To be done
Repeat the records verbatim and leave the pictures out of your copy.

(Stored data entries)
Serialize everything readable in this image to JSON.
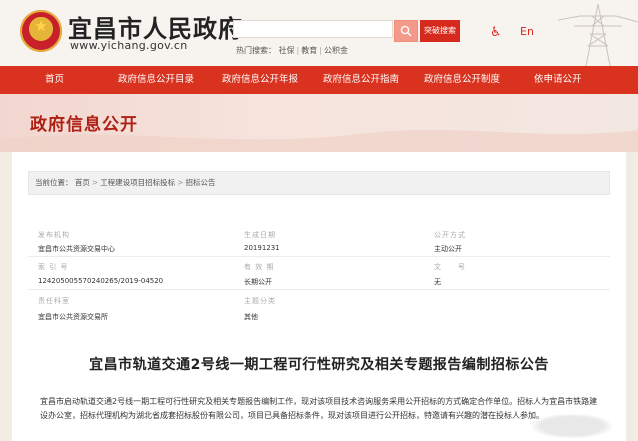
{
  "header": {
    "site_title": "宜昌市人民政府",
    "site_url": "www.yichang.gov.cn",
    "search_placeholder": "",
    "advanced_search_label": "突破搜索",
    "hot_search_label": "热门搜索：",
    "hot_links": [
      "社保",
      "教育",
      "公积金"
    ],
    "lang_label": "En"
  },
  "nav": {
    "items": [
      "首页",
      "政府信息公开目录",
      "政府信息公开年报",
      "政府信息公开指南",
      "政府信息公开制度",
      "依申请公开"
    ]
  },
  "banner": {
    "title": "政府信息公开"
  },
  "breadcrumb": {
    "prefix": "当前位置：",
    "items": [
      "首页",
      "工程建设项目招标投标",
      "招标公告"
    ]
  },
  "meta": {
    "publisher_label": "发布机构",
    "publisher_value": "宜昌市公共资源交易中心",
    "date_label": "生成日期",
    "date_value": "20191231",
    "mode_label": "公开方式",
    "mode_value": "主动公开",
    "index_label": "索 引 号",
    "index_value": "124205005570240265/2019-04520",
    "validity_label": "有 效 期",
    "validity_value": "长期公开",
    "doc_no_label": "文　　号",
    "doc_no_value": "无",
    "responsible_label": "责任科室",
    "responsible_value": "宜昌市公共资源交易所",
    "topic_label": "主题分类",
    "topic_value": "其他"
  },
  "document": {
    "title": "宜昌市轨道交通2号线一期工程可行性研究及相关专题报告编制招标公告",
    "body": "宜昌市启动轨道交通2号线一期工程可行性研究及相关专题报告编制工作，现对该项目技术咨询服务采用公开招标的方式确定合作单位。招标人为宜昌市铁路建设办公室，招标代理机构为湖北省成套招标股份有限公司，项目已具备招标条件，现对该项目进行公开招标，特邀请有兴趣的潜在投标人参加。"
  },
  "colors": {
    "brand_red": "#d9321f",
    "banner_text": "#b01f14"
  }
}
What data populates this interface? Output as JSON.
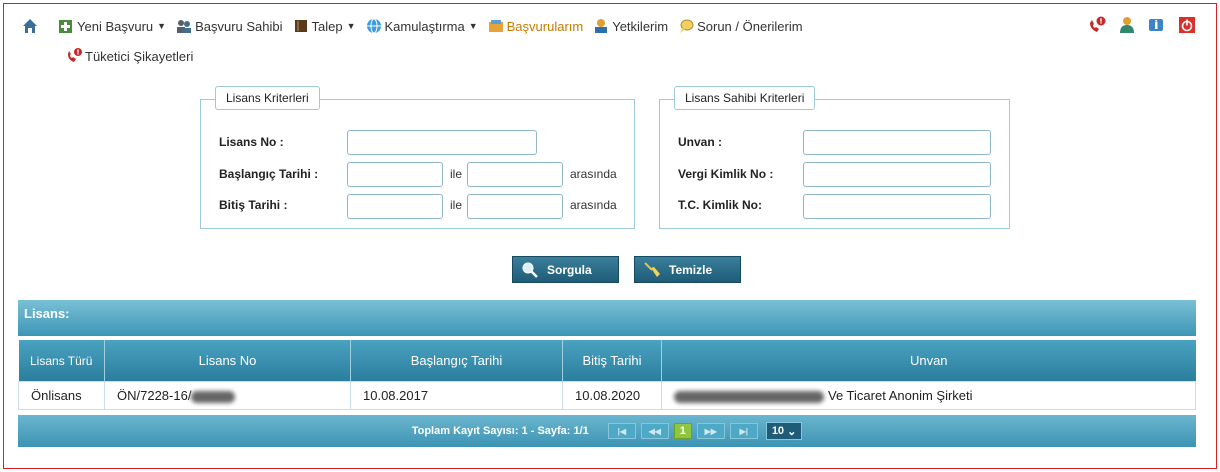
{
  "nav": {
    "items": [
      {
        "label": "Yeni Başvuru",
        "caret": "▼"
      },
      {
        "label": "Başvuru Sahibi",
        "caret": ""
      },
      {
        "label": "Talep",
        "caret": "▼"
      },
      {
        "label": "Kamulaştırma",
        "caret": "▼"
      },
      {
        "label": "Başvurularım",
        "caret": ""
      },
      {
        "label": "Yetkilerim",
        "caret": ""
      },
      {
        "label": "Sorun / Önerilerim",
        "caret": ""
      }
    ],
    "second_row": "Tüketici Şikayetleri"
  },
  "lisans_kriterleri": {
    "legend": "Lisans Kriterleri",
    "lisans_no_label": "Lisans No :",
    "baslangic_label": "Başlangıç Tarihi :",
    "bitis_label": "Bitiş Tarihi :",
    "ile": "ile",
    "arasinda": "arasında"
  },
  "sahibi_kriterleri": {
    "legend": "Lisans Sahibi Kriterleri",
    "unvan_label": "Unvan :",
    "vergi_label": "Vergi Kimlik No :",
    "tc_label": "T.C. Kimlik No:"
  },
  "buttons": {
    "sorgula": "Sorgula",
    "temizle": "Temizle"
  },
  "panel": {
    "title": "Lisans:"
  },
  "table": {
    "headers": [
      "Lisans Türü",
      "Lisans No",
      "Başlangıç Tarihi",
      "Bitiş Tarihi",
      "Unvan"
    ],
    "rows": [
      {
        "tur": "Önlisans",
        "no": "ÖN/7228-16/",
        "baslangic": "10.08.2017",
        "bitis": "10.08.2020",
        "unvan": "Ve Ticaret Anonim Şirketi"
      }
    ]
  },
  "pager": {
    "summary": "Toplam Kayıt Sayısı: 1 - Sayfa: 1/1",
    "current_page": "1",
    "page_size": "10"
  },
  "colors": {
    "accent": "#2b7e9d",
    "border": "#d8222a",
    "active_page": "#8ec63f"
  }
}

Full response
Serialize everything readable in this image to JSON.
{
  "header": {
    "site_title": "宜昌市人民政府",
    "site_url": "www.yichang.gov.cn",
    "search_placeholder": "",
    "advanced_search_label": "突破搜索",
    "hot_search_label": "热门搜索：",
    "hot_links": [
      "社保",
      "教育",
      "公积金"
    ],
    "lang_label": "En"
  },
  "nav": {
    "items": [
      "首页",
      "政府信息公开目录",
      "政府信息公开年报",
      "政府信息公开指南",
      "政府信息公开制度",
      "依申请公开"
    ]
  },
  "banner": {
    "title": "政府信息公开"
  },
  "breadcrumb": {
    "prefix": "当前位置：",
    "items": [
      "首页",
      "工程建设项目招标投标",
      "招标公告"
    ]
  },
  "meta": {
    "publisher_label": "发布机构",
    "publisher_value": "宜昌市公共资源交易中心",
    "date_label": "生成日期",
    "date_value": "20191231",
    "mode_label": "公开方式",
    "mode_value": "主动公开",
    "index_label": "索 引 号",
    "index_value": "124205005570240265/2019-04520",
    "validity_label": "有 效 期",
    "validity_value": "长期公开",
    "doc_no_label": "文　　号",
    "doc_no_value": "无",
    "responsible_label": "责任科室",
    "responsible_value": "宜昌市公共资源交易所",
    "topic_label": "主题分类",
    "topic_value": "其他"
  },
  "document": {
    "title": "宜昌市轨道交通2号线一期工程可行性研究及相关专题报告编制招标公告",
    "body": "宜昌市启动轨道交通2号线一期工程可行性研究及相关专题报告编制工作，现对该项目技术咨询服务采用公开招标的方式确定合作单位。招标人为宜昌市铁路建设办公室，招标代理机构为湖北省成套招标股份有限公司，项目已具备招标条件，现对该项目进行公开招标，特邀请有兴趣的潜在投标人参加。"
  },
  "colors": {
    "brand_red": "#d9321f",
    "banner_text": "#b01f14"
  }
}
What data populates this interface? Output as JSON.
{
  "nav": {
    "items": [
      {
        "label": "Yeni Başvuru",
        "caret": "▼"
      },
      {
        "label": "Başvuru Sahibi",
        "caret": ""
      },
      {
        "label": "Talep",
        "caret": "▼"
      },
      {
        "label": "Kamulaştırma",
        "caret": "▼"
      },
      {
        "label": "Başvurularım",
        "caret": ""
      },
      {
        "label": "Yetkilerim",
        "caret": ""
      },
      {
        "label": "Sorun / Önerilerim",
        "caret": ""
      }
    ],
    "second_row": "Tüketici Şikayetleri"
  },
  "lisans_kriterleri": {
    "legend": "Lisans Kriterleri",
    "lisans_no_label": "Lisans No :",
    "baslangic_label": "Başlangıç Tarihi :",
    "bitis_label": "Bitiş Tarihi :",
    "ile": "ile",
    "arasinda": "arasında"
  },
  "sahibi_kriterleri": {
    "legend": "Lisans Sahibi Kriterleri",
    "unvan_label": "Unvan :",
    "vergi_label": "Vergi Kimlik No :",
    "tc_label": "T.C. Kimlik No:"
  },
  "buttons": {
    "sorgula": "Sorgula",
    "temizle": "Temizle"
  },
  "panel": {
    "title": "Lisans:"
  },
  "table": {
    "headers": [
      "Lisans Türü",
      "Lisans No",
      "Başlangıç Tarihi",
      "Bitiş Tarihi",
      "Unvan"
    ],
    "rows": [
      {
        "tur": "Önlisans",
        "no": "ÖN/7228-16/",
        "baslangic": "10.08.2017",
        "bitis": "10.08.2020",
        "unvan": "Ve Ticaret Anonim Şirketi"
      }
    ]
  },
  "pager": {
    "summary": "Toplam Kayıt Sayısı: 1 - Sayfa: 1/1",
    "current_page": "1",
    "page_size": "10"
  },
  "colors": {
    "accent": "#2b7e9d",
    "border": "#d8222a",
    "active_page": "#8ec63f"
  }
}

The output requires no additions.